What to do
Which lines in the records below contain the word "that"? Copy each one out.

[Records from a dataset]
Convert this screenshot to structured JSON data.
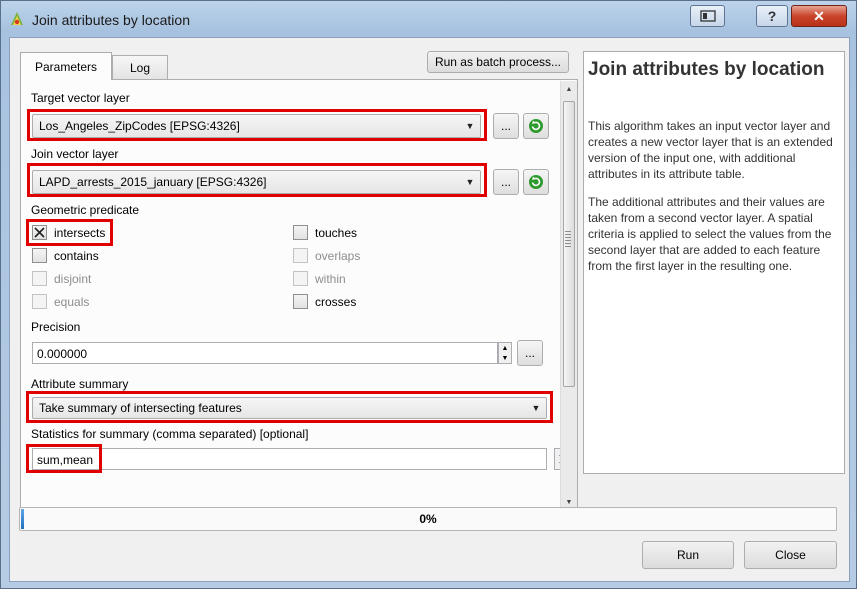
{
  "window": {
    "title": "Join attributes by location",
    "help_button": "?",
    "close_button": "✕"
  },
  "tabs": [
    {
      "label": "Parameters"
    },
    {
      "label": "Log"
    }
  ],
  "batch_button": "Run as batch process...",
  "params": {
    "target_label": "Target vector layer",
    "target_value": "Los_Angeles_ZipCodes [EPSG:4326]",
    "join_label": "Join vector layer",
    "join_value": "LAPD_arrests_2015_january [EPSG:4326]",
    "browse_label": "...",
    "predicate_label": "Geometric predicate",
    "predicates": [
      {
        "label": "intersects",
        "checked": true,
        "enabled": true
      },
      {
        "label": "contains",
        "checked": false,
        "enabled": true
      },
      {
        "label": "disjoint",
        "checked": false,
        "enabled": false
      },
      {
        "label": "equals",
        "checked": false,
        "enabled": false
      },
      {
        "label": "touches",
        "checked": false,
        "enabled": true
      },
      {
        "label": "overlaps",
        "checked": false,
        "enabled": false
      },
      {
        "label": "within",
        "checked": false,
        "enabled": false
      },
      {
        "label": "crosses",
        "checked": false,
        "enabled": true
      }
    ],
    "precision_label": "Precision",
    "precision_value": "0.000000",
    "summary_label": "Attribute summary",
    "summary_value": "Take summary of intersecting features",
    "stats_label": "Statistics for summary (comma separated) [optional]",
    "stats_value": "sum,mean"
  },
  "help": {
    "title": "Join attributes by location",
    "p1": "This algorithm takes an input vector layer and creates a new vector layer that is an extended version of the input one, with additional attributes in its attribute table.",
    "p2": "The additional attributes and their values are taken from a second vector layer. A spatial criteria is applied to select the values from the second layer that are added to each feature from the first layer in the resulting one."
  },
  "progress": {
    "label": "0%",
    "value": 0
  },
  "buttons": {
    "run": "Run",
    "close": "Close"
  },
  "colors": {
    "highlight": "#e00000",
    "refresh_icon": "#2e9a2e",
    "progress_fill": "#1e6fc0"
  }
}
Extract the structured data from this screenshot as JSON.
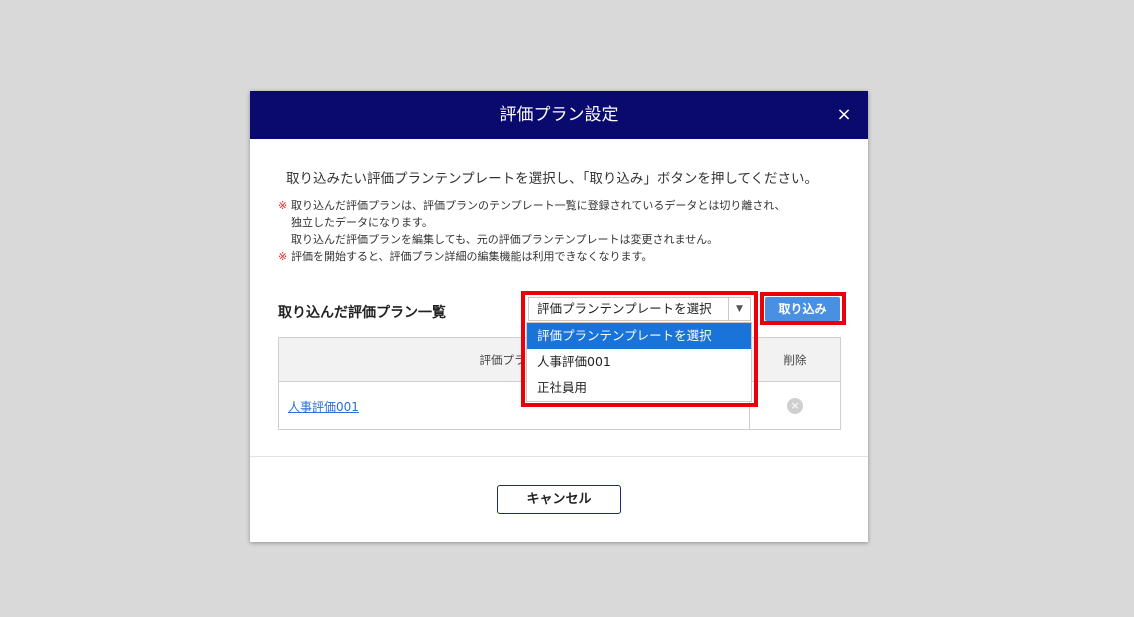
{
  "modal": {
    "title": "評価プラン設定",
    "close_label": "×"
  },
  "intro": "取り込みたい評価プランテンプレートを選択し、「取り込み」ボタンを押してください。",
  "notes": {
    "mark": "※",
    "line1": "取り込んだ評価プランは、評価プランのテンプレート一覧に登録されているデータとは切り離され、",
    "line2": "独立したデータになります。",
    "line3": "取り込んだ評価プランを編集しても、元の評価プランテンプレートは変更されません。",
    "line4": "評価を開始すると、評価プラン詳細の編集機能は利用できなくなります。"
  },
  "section_title": "取り込んだ評価プラン一覧",
  "template_select": {
    "value": "評価プランテンプレートを選択",
    "arrow": "▼",
    "options": [
      "評価プランテンプレートを選択",
      "人事評価001",
      "正社員用"
    ]
  },
  "import_button": "取り込み",
  "table": {
    "headers": {
      "name": "評価プラン名",
      "delete": "削除"
    },
    "rows": [
      {
        "name": "人事評価001",
        "delete_icon": "×"
      }
    ]
  },
  "cancel_button": "キャンセル",
  "colors": {
    "header_bg": "#0a0a6e",
    "accent_blue": "#4a90e2",
    "highlight_red": "#e8000b",
    "note_red": "#e8262a",
    "selected_option": "#1a73d9"
  }
}
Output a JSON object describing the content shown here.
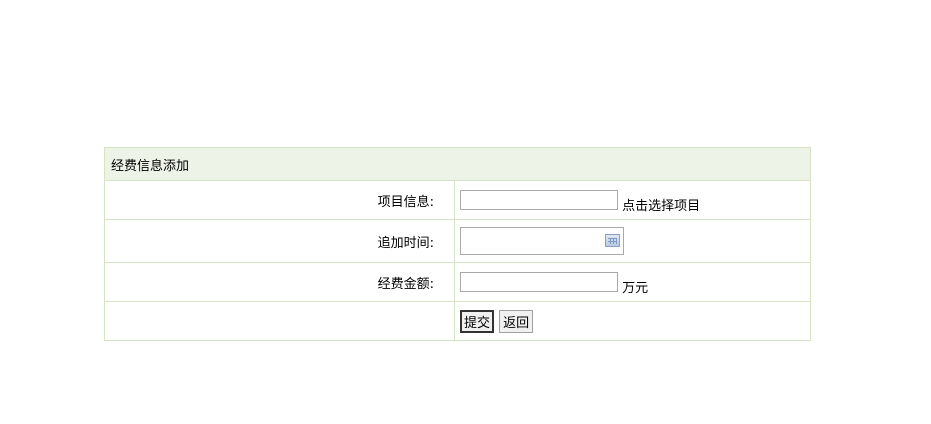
{
  "form": {
    "title": "经费信息添加",
    "rows": {
      "project": {
        "label": "项目信息:",
        "value": "",
        "link": "点击选择项目"
      },
      "date": {
        "label": "追加时间:",
        "value": ""
      },
      "amount": {
        "label": "经费金额:",
        "value": "",
        "unit": "万元"
      }
    },
    "buttons": {
      "submit": "提交",
      "back": "返回"
    }
  }
}
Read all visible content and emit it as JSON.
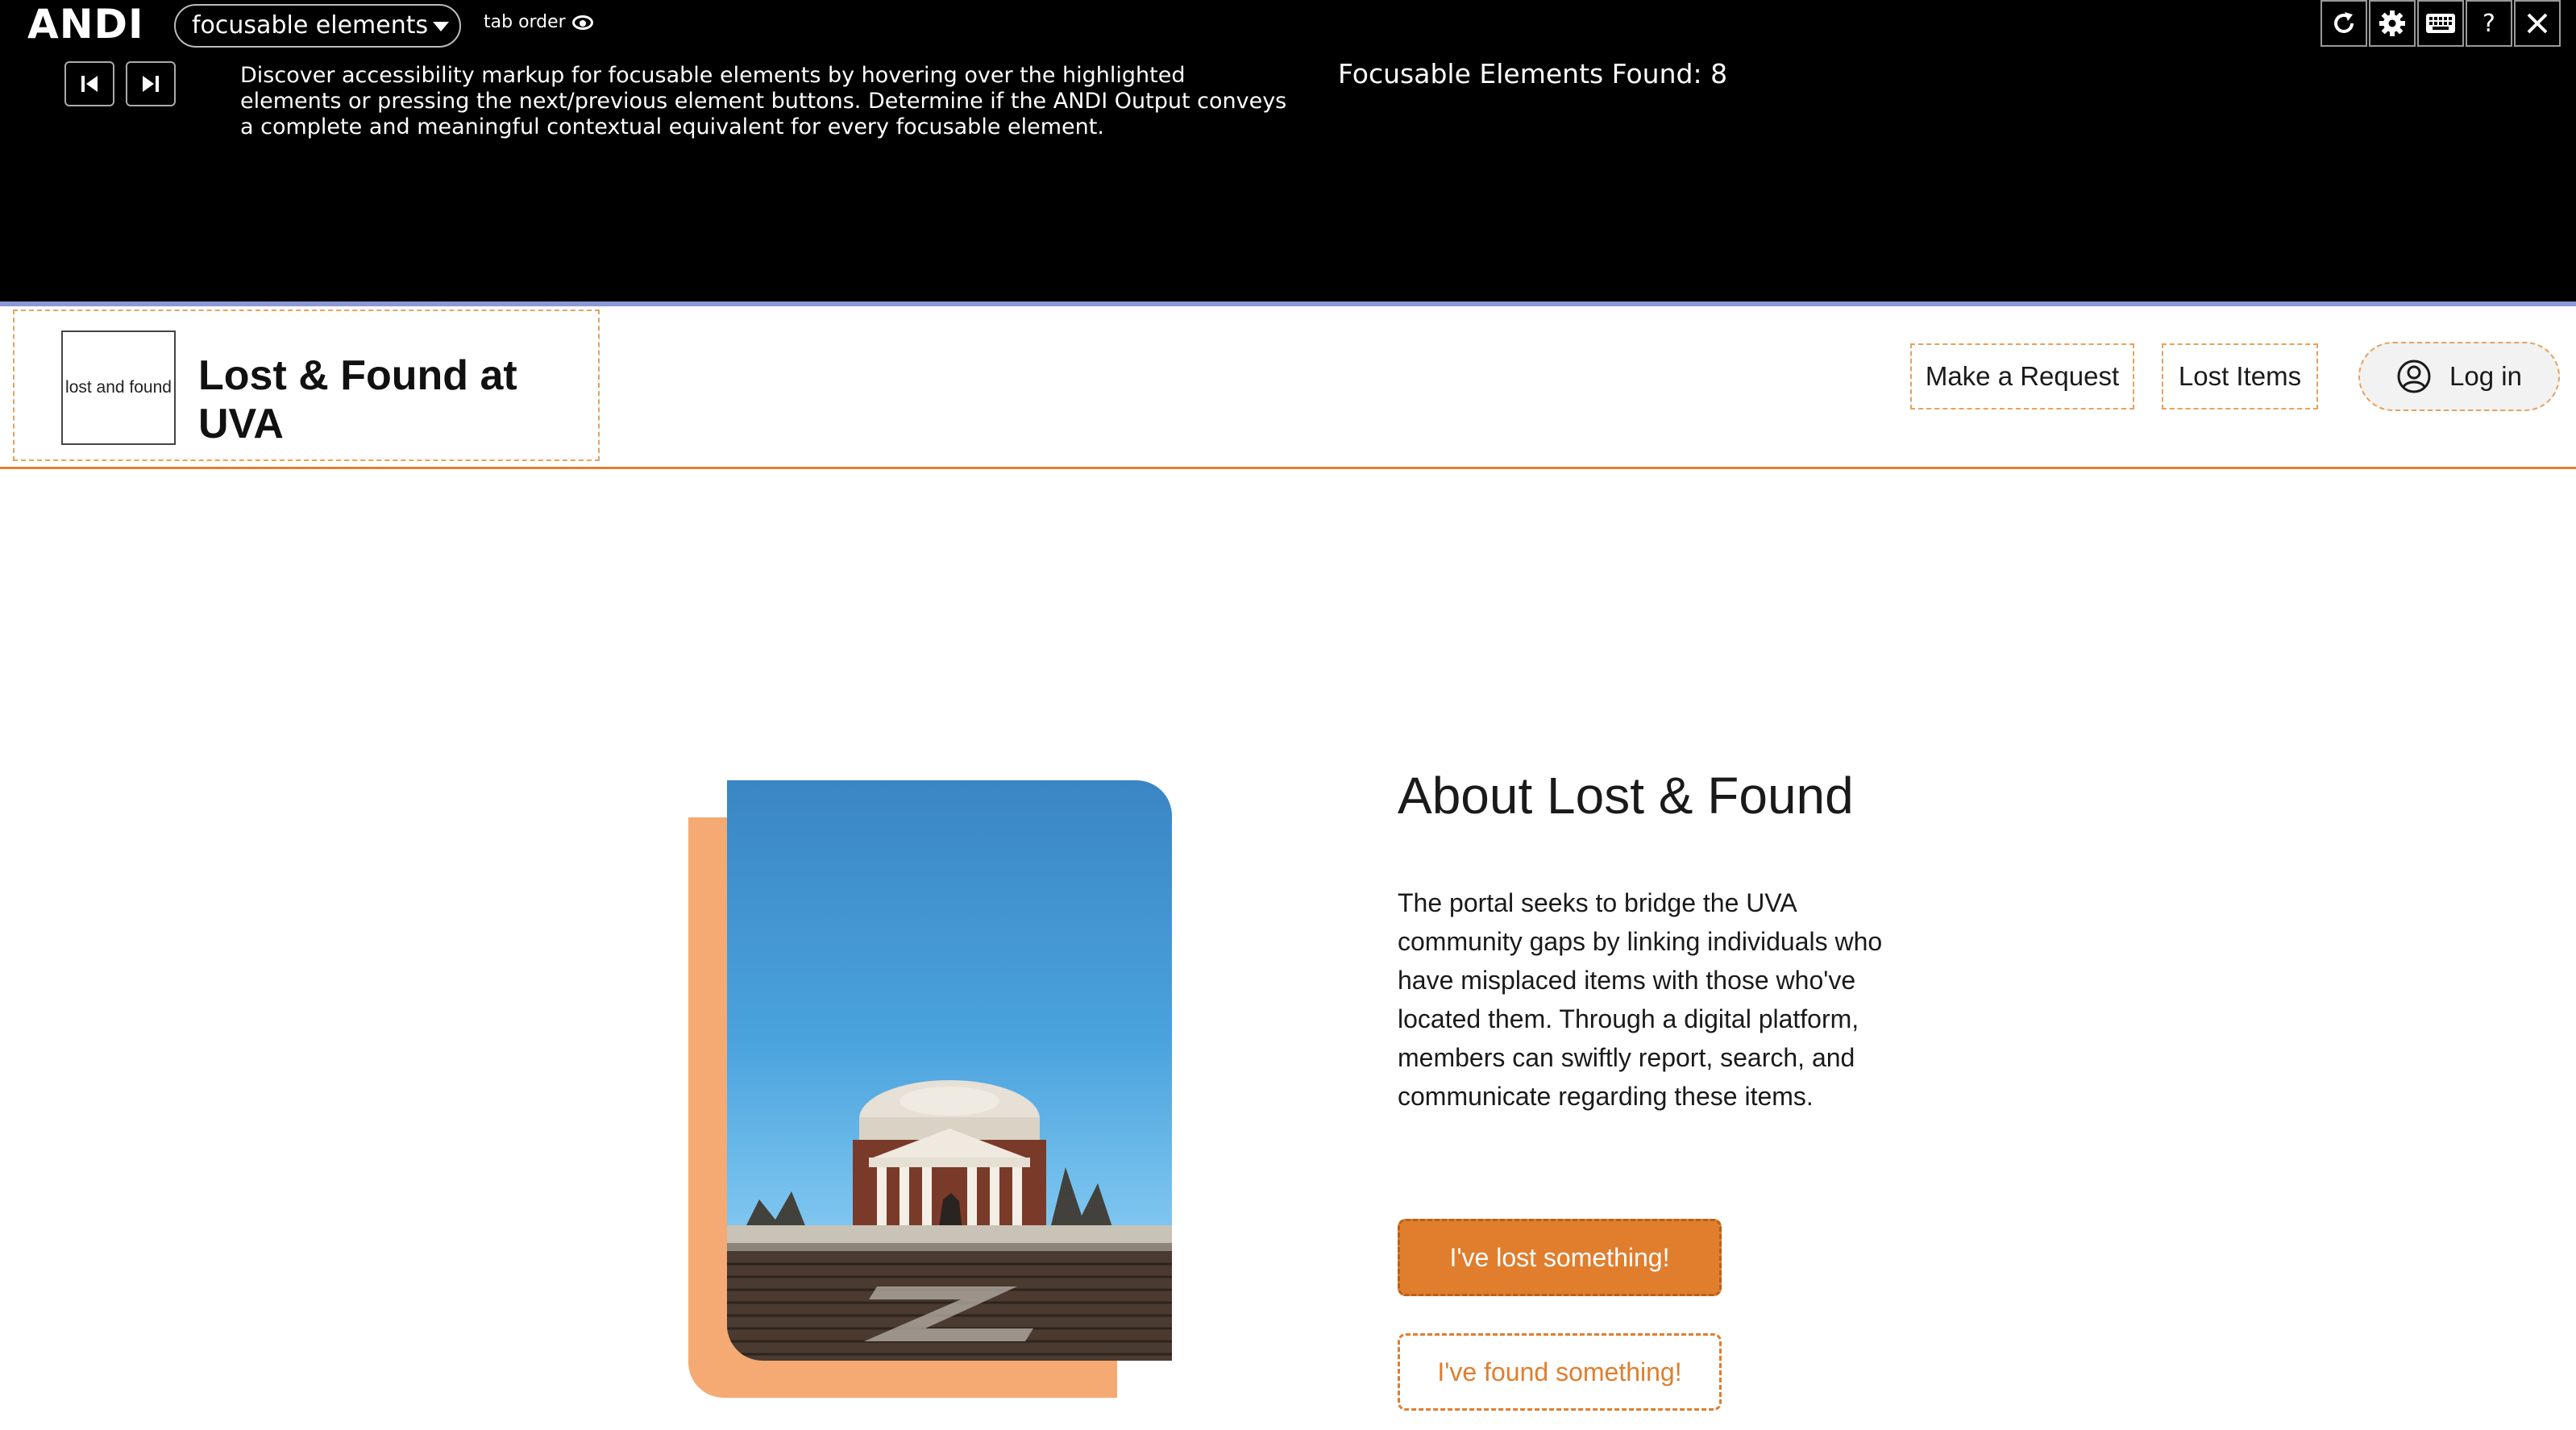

Solved problem
    "p1": "This algorithm takes an input vector layer and creates a new vector layer that is an extended version of the input one, with additional attributes in its attribute table.",
    "p2": "The additional attributes and their values are taken from a second vector layer. A spatial criteria is applied to select the values from the second layer that are added to each feature from the first layer in the resulting one."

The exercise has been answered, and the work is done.